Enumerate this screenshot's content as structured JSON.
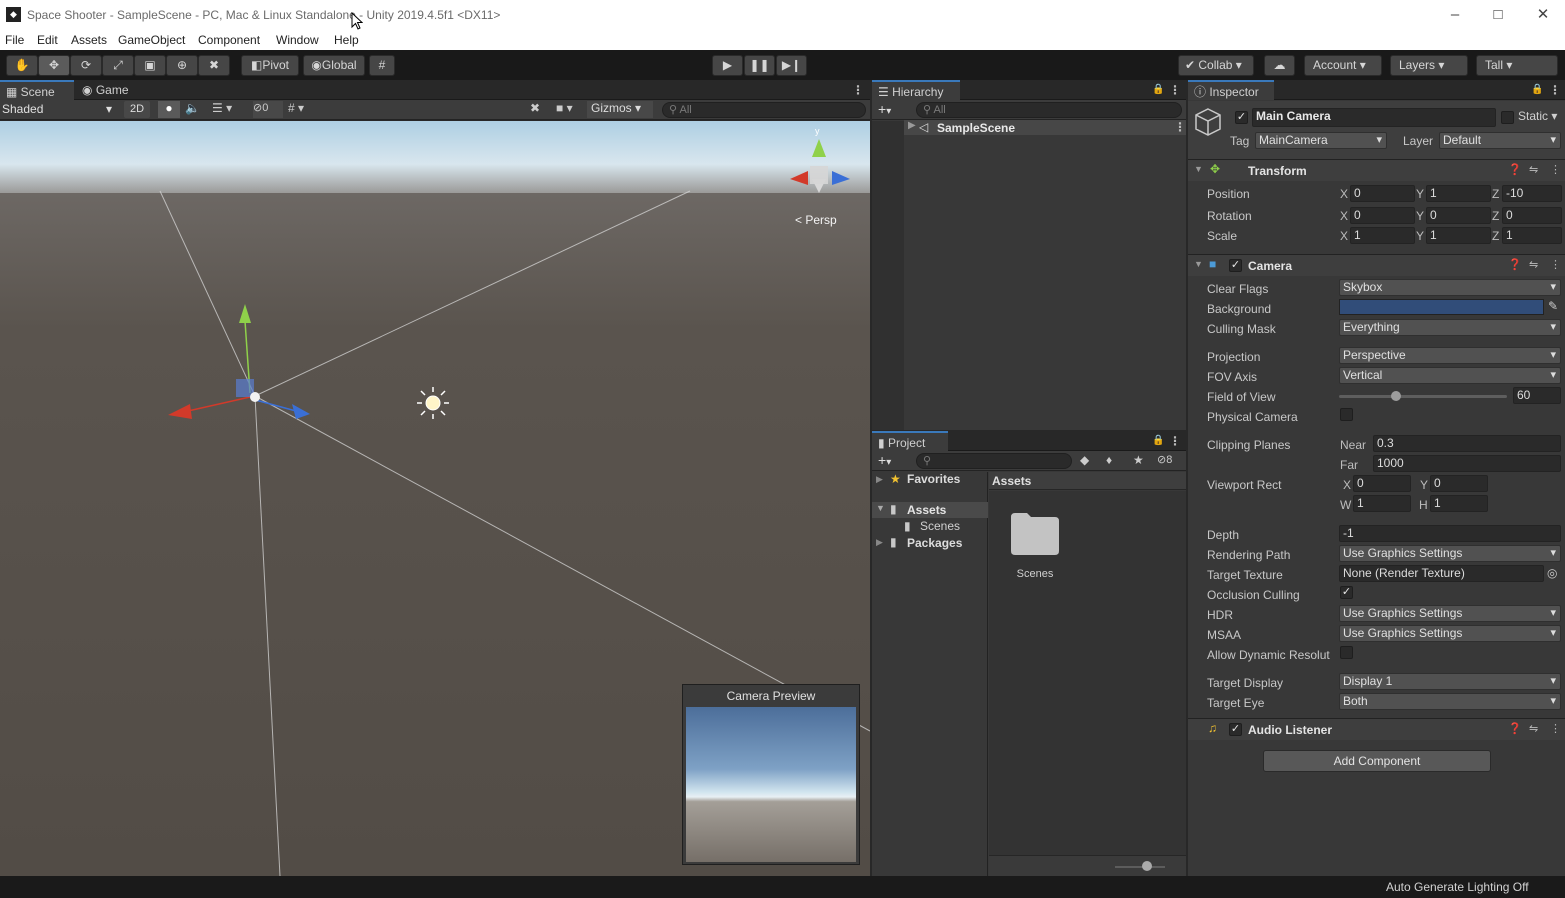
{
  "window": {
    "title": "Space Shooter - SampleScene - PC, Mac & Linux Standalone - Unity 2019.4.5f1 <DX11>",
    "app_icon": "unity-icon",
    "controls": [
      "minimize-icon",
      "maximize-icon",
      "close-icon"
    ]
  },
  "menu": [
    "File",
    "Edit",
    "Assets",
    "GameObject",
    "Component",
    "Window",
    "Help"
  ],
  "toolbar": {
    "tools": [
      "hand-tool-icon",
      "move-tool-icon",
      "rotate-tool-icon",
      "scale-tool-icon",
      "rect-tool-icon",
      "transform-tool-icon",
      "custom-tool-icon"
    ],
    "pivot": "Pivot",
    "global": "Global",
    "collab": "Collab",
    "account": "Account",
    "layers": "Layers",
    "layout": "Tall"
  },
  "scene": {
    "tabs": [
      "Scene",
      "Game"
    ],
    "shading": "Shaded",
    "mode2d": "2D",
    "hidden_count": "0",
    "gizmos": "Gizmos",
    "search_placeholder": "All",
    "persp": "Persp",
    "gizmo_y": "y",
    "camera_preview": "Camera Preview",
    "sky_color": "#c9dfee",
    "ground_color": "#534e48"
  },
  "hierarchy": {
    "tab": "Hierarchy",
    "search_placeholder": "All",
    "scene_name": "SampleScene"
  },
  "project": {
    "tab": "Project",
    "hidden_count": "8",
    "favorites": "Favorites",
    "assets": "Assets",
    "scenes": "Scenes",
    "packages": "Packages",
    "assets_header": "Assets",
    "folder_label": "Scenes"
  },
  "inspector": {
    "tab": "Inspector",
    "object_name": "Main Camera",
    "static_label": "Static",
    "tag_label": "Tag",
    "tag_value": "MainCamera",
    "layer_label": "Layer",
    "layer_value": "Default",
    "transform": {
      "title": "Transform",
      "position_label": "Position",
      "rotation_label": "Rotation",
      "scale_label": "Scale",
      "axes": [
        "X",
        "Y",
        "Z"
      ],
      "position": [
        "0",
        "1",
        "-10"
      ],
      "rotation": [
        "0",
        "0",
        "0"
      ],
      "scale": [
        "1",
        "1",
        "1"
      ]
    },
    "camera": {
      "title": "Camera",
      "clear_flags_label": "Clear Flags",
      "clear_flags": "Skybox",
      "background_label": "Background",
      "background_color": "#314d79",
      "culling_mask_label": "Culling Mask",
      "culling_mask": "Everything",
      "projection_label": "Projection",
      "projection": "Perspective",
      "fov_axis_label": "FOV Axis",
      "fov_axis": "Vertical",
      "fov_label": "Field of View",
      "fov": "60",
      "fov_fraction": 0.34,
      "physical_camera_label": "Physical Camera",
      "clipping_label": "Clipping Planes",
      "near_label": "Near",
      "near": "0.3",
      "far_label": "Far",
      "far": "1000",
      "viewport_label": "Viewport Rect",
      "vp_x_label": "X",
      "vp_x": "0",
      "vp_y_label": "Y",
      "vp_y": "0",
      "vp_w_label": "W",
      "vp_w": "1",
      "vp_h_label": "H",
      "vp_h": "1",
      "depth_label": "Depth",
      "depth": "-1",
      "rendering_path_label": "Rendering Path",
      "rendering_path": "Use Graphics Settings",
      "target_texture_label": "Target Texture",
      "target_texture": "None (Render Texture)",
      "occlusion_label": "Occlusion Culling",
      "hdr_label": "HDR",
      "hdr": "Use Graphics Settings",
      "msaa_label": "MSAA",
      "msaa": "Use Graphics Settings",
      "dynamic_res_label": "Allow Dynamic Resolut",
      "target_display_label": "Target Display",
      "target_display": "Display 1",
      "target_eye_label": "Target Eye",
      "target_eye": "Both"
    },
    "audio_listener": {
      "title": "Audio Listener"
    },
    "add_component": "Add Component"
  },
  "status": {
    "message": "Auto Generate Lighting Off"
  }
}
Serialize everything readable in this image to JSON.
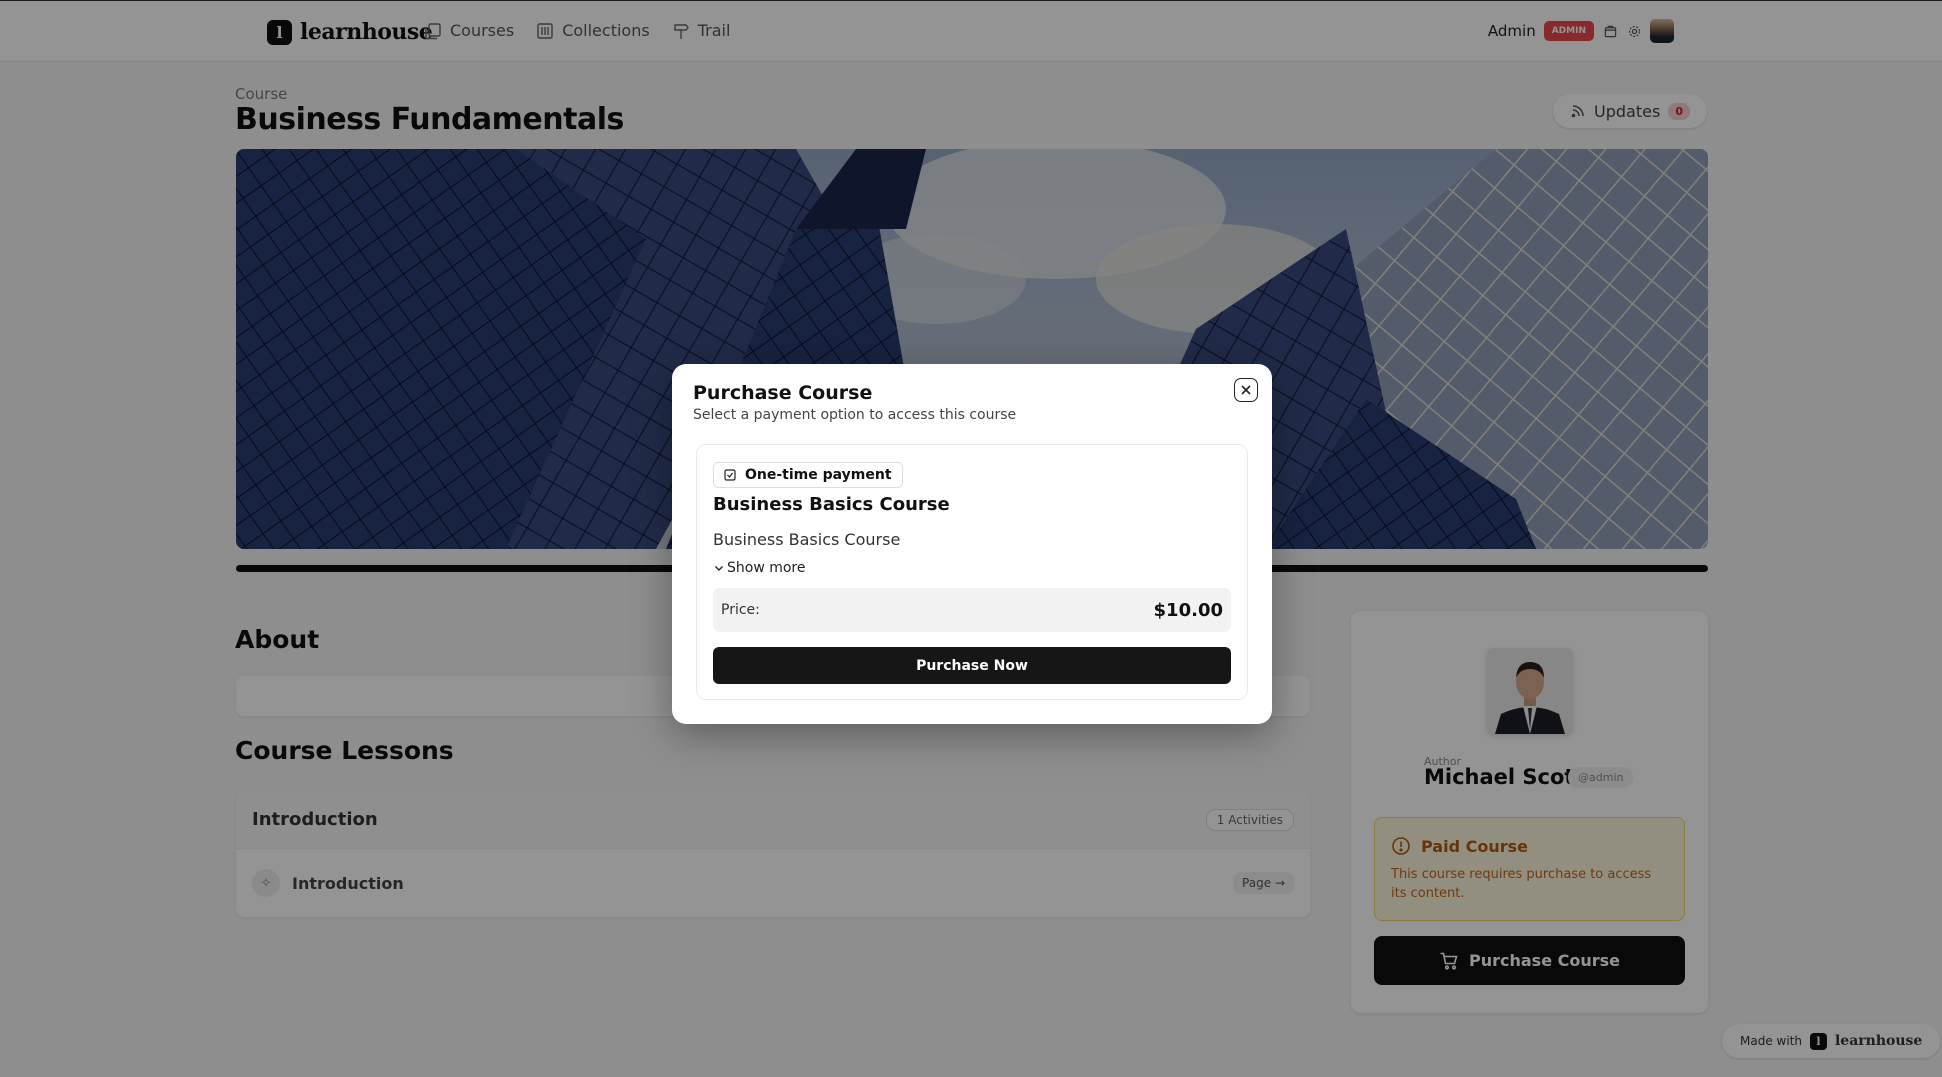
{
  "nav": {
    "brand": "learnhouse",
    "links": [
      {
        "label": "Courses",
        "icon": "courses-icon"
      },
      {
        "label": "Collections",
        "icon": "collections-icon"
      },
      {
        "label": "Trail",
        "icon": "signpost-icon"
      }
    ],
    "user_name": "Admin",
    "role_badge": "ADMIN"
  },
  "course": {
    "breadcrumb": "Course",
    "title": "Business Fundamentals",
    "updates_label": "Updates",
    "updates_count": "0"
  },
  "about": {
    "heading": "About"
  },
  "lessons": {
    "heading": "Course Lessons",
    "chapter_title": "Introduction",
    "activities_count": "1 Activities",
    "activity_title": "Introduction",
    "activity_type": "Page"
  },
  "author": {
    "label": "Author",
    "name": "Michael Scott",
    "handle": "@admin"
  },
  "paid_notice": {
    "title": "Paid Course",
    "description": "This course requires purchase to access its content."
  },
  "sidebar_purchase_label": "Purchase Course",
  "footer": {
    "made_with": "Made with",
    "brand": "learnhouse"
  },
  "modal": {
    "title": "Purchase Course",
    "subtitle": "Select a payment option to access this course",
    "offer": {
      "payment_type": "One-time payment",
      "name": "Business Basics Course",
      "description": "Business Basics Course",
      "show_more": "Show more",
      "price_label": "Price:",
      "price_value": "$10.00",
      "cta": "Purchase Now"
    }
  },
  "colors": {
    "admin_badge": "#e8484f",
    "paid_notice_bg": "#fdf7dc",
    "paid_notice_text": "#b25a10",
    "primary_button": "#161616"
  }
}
☆ ☆ ☆ ☆ ☆ ☆ ☆
• INSTRUCTIONS FOR THE TASK: Extract the full listing exactly, with the pictures left out.

• TASK RESPONSE:
Enumerate this screenshot's content as structured JSON.
{
  "window": {
    "title": "Space Shooter - SampleScene - PC, Mac & Linux Standalone - Unity 2019.4.5f1 <DX11>",
    "app_icon": "unity-icon",
    "controls": [
      "minimize-icon",
      "maximize-icon",
      "close-icon"
    ]
  },
  "menu": [
    "File",
    "Edit",
    "Assets",
    "GameObject",
    "Component",
    "Window",
    "Help"
  ],
  "toolbar": {
    "tools": [
      "hand-tool-icon",
      "move-tool-icon",
      "rotate-tool-icon",
      "scale-tool-icon",
      "rect-tool-icon",
      "transform-tool-icon",
      "custom-tool-icon"
    ],
    "pivot": "Pivot",
    "global": "Global",
    "collab": "Collab",
    "account": "Account",
    "layers": "Layers",
    "layout": "Tall"
  },
  "scene": {
    "tabs": [
      "Scene",
      "Game"
    ],
    "shading": "Shaded",
    "mode2d": "2D",
    "hidden_count": "0",
    "gizmos": "Gizmos",
    "search_placeholder": "All",
    "persp": "Persp",
    "gizmo_y": "y",
    "camera_preview": "Camera Preview",
    "sky_color": "#c9dfee",
    "ground_color": "#534e48"
  },
  "hierarchy": {
    "tab": "Hierarchy",
    "search_placeholder": "All",
    "scene_name": "SampleScene"
  },
  "project": {
    "tab": "Project",
    "hidden_count": "8",
    "favorites": "Favorites",
    "assets": "Assets",
    "scenes": "Scenes",
    "packages": "Packages",
    "assets_header": "Assets",
    "folder_label": "Scenes"
  },
  "inspector": {
    "tab": "Inspector",
    "object_name": "Main Camera",
    "static_label": "Static",
    "tag_label": "Tag",
    "tag_value": "MainCamera",
    "layer_label": "Layer",
    "layer_value": "Default",
    "transform": {
      "title": "Transform",
      "position_label": "Position",
      "rotation_label": "Rotation",
      "scale_label": "Scale",
      "axes": [
        "X",
        "Y",
        "Z"
      ],
      "position": [
        "0",
        "1",
        "-10"
      ],
      "rotation": [
        "0",
        "0",
        "0"
      ],
      "scale": [
        "1",
        "1",
        "1"
      ]
    },
    "camera": {
      "title": "Camera",
      "clear_flags_label": "Clear Flags",
      "clear_flags": "Skybox",
      "background_label": "Background",
      "background_color": "#314d79",
      "culling_mask_label": "Culling Mask",
      "culling_mask": "Everything",
      "projection_label": "Projection",
      "projection": "Perspective",
      "fov_axis_label": "FOV Axis",
      "fov_axis": "Vertical",
      "fov_label": "Field of View",
      "fov": "60",
      "fov_fraction": 0.34,
      "physical_camera_label": "Physical Camera",
      "clipping_label": "Clipping Planes",
      "near_label": "Near",
      "near": "0.3",
      "far_label": "Far",
      "far": "1000",
      "viewport_label": "Viewport Rect",
      "vp_x_label": "X",
      "vp_x": "0",
      "vp_y_label": "Y",
      "vp_y": "0",
      "vp_w_label": "W",
      "vp_w": "1",
      "vp_h_label": "H",
      "vp_h": "1",
      "depth_label": "Depth",
      "depth": "-1",
      "rendering_path_label": "Rendering Path",
      "rendering_path": "Use Graphics Settings",
      "target_texture_label": "Target Texture",
      "target_texture": "None (Render Texture)",
      "occlusion_label": "Occlusion Culling",
      "hdr_label": "HDR",
      "hdr": "Use Graphics Settings",
      "msaa_label": "MSAA",
      "msaa": "Use Graphics Settings",
      "dynamic_res_label": "Allow Dynamic Resolut",
      "target_display_label": "Target Display",
      "target_display": "Display 1",
      "target_eye_label": "Target Eye",
      "target_eye": "Both"
    },
    "audio_listener": {
      "title": "Audio Listener"
    },
    "add_component": "Add Component"
  },
  "status": {
    "message": "Auto Generate Lighting Off"
  }
}
Serialize everything readable in this image to JSON.
{
  "nav": {
    "brand": "learnhouse",
    "links": [
      {
        "label": "Courses",
        "icon": "courses-icon"
      },
      {
        "label": "Collections",
        "icon": "collections-icon"
      },
      {
        "label": "Trail",
        "icon": "signpost-icon"
      }
    ],
    "user_name": "Admin",
    "role_badge": "ADMIN"
  },
  "course": {
    "breadcrumb": "Course",
    "title": "Business Fundamentals",
    "updates_label": "Updates",
    "updates_count": "0"
  },
  "about": {
    "heading": "About"
  },
  "lessons": {
    "heading": "Course Lessons",
    "chapter_title": "Introduction",
    "activities_count": "1 Activities",
    "activity_title": "Introduction",
    "activity_type": "Page"
  },
  "author": {
    "label": "Author",
    "name": "Michael Scott",
    "handle": "@admin"
  },
  "paid_notice": {
    "title": "Paid Course",
    "description": "This course requires purchase to access its content."
  },
  "sidebar_purchase_label": "Purchase Course",
  "footer": {
    "made_with": "Made with",
    "brand": "learnhouse"
  },
  "modal": {
    "title": "Purchase Course",
    "subtitle": "Select a payment option to access this course",
    "offer": {
      "payment_type": "One-time payment",
      "name": "Business Basics Course",
      "description": "Business Basics Course",
      "show_more": "Show more",
      "price_label": "Price:",
      "price_value": "$10.00",
      "cta": "Purchase Now"
    }
  },
  "colors": {
    "admin_badge": "#e8484f",
    "paid_notice_bg": "#fdf7dc",
    "paid_notice_text": "#b25a10",
    "primary_button": "#161616"
  }
}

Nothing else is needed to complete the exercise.